To do:
Transcribe every entry word for word, leaving out all images.

Data for processing:

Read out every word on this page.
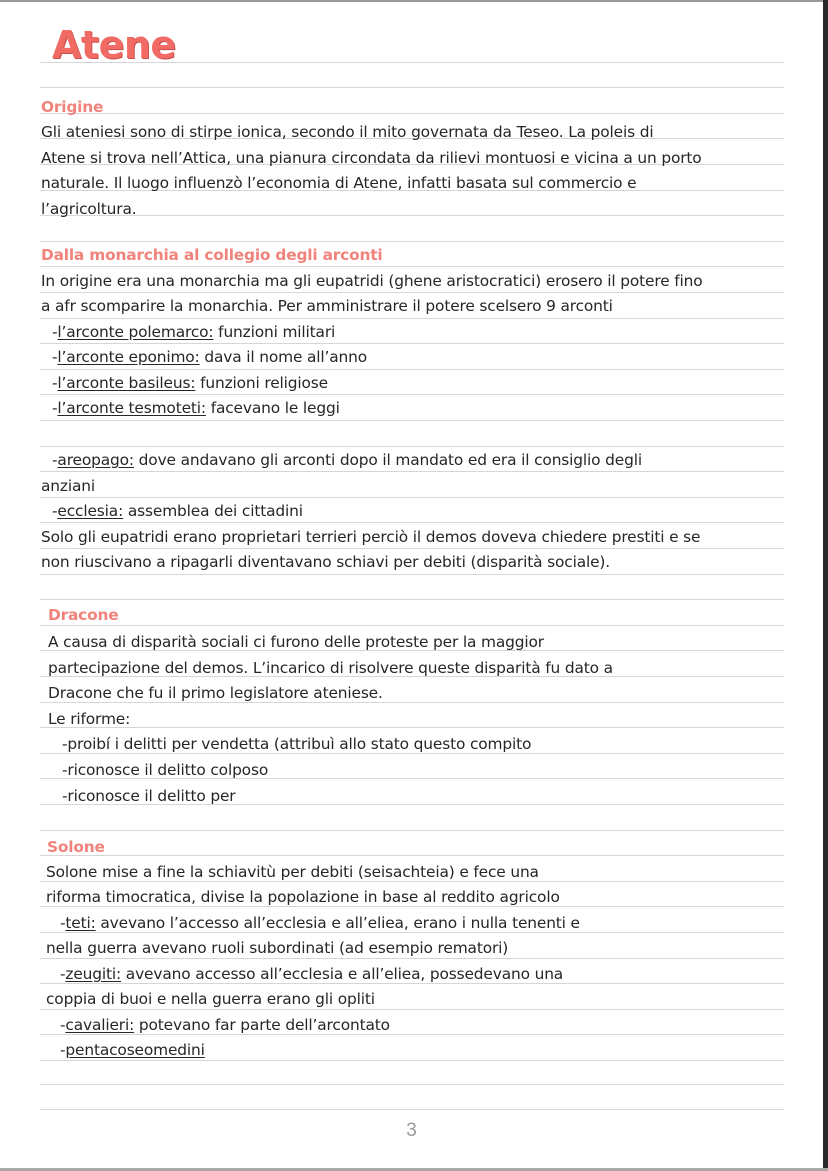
Atene
Origine
Gli ateniesi sono di stirpe ionica, secondo il mito governata da Teseo. La poleis di
Atene si trova nell’Attica, una pianura circondata da rilievi montuosi e vicina a un porto
naturale. Il luogo influenzò l’economia di Atene, infatti basata sul commercio e
l’agricoltura.
Dalla monarchia al collegio degli arconti
In origine era una monarchia ma gli eupatridi (ghene aristocratici) erosero il potere fino
a afr scomparire la monarchia. Per amministrare il potere scelsero 9 arconti
-l’arconte polemarco: funzioni militari
-l’arconte eponimo: dava il nome all’anno
-l’arconte basileus: funzioni religiose
-l’arconte tesmoteti: facevano le leggi
-areopago: dove andavano gli arconti dopo il mandato ed era il consiglio degli
anziani
-ecclesia: assemblea dei cittadini
Solo gli eupatridi erano proprietari terrieri perciò il demos doveva chiedere prestiti e se
non riuscivano a ripagarli diventavano schiavi per debiti (disparità sociale).
Dracone
A causa di disparità sociali ci furono delle proteste per la maggior
partecipazione del demos. L’incarico di risolvere queste disparità fu dato a
Dracone che fu il primo legislatore ateniese.
Le riforme:
-proibí i delitti per vendetta (attribuì allo stato questo compito
-riconosce il delitto colposo
-riconosce il delitto per
Solone
Solone mise a fine la schiavitù per debiti (seisachteia) e fece una
riforma timocratica, divise la popolazione in base al reddito agricolo
-teti: avevano l’accesso all’ecclesia e all’eliea, erano i nulla tenenti e
nella guerra avevano ruoli subordinati (ad esempio rematori)
-zeugiti: avevano accesso all’ecclesia e all’eliea, possedevano una
coppia di buoi e nella guerra erano gli opliti
-cavalieri: potevano far parte dell’arcontato
-pentacoseomedini
3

Written response:
Read out every word on this page.
Atene
Origine
Gli ateniesi sono di stirpe ionica, secondo il mito governata da Teseo. La poleis di
Atene si trova nell’Attica, una pianura circondata da rilievi montuosi e vicina a un porto
naturale. Il luogo influenzò l’economia di Atene, infatti basata sul commercio e
l’agricoltura.
Dalla monarchia al collegio degli arconti
In origine era una monarchia ma gli eupatridi (ghene aristocratici) erosero il potere fino
a afr scomparire la monarchia. Per amministrare il potere scelsero 9 arconti
-l’arconte polemarco: funzioni militari
-l’arconte eponimo: dava il nome all’anno
-l’arconte basileus: funzioni religiose
-l’arconte tesmoteti: facevano le leggi
-areopago: dove andavano gli arconti dopo il mandato ed era il consiglio degli
anziani
-ecclesia: assemblea dei cittadini
Solo gli eupatridi erano proprietari terrieri perciò il demos doveva chiedere prestiti e se
non riuscivano a ripagarli diventavano schiavi per debiti (disparità sociale).
Dracone
A causa di disparità sociali ci furono delle proteste per la maggior
partecipazione del demos. L’incarico di risolvere queste disparità fu dato a
Dracone che fu il primo legislatore ateniese.
Le riforme:
-proibí i delitti per vendetta (attribuì allo stato questo compito
-riconosce il delitto colposo
-riconosce il delitto per
Solone
Solone mise a fine la schiavitù per debiti (seisachteia) e fece una
riforma timocratica, divise la popolazione in base al reddito agricolo
-teti: avevano l’accesso all’ecclesia e all’eliea, erano i nulla tenenti e
nella guerra avevano ruoli subordinati (ad esempio rematori)
-zeugiti: avevano accesso all’ecclesia e all’eliea, possedevano una
coppia di buoi e nella guerra erano gli opliti
-cavalieri: potevano far parte dell’arcontato
-pentacoseomedini
3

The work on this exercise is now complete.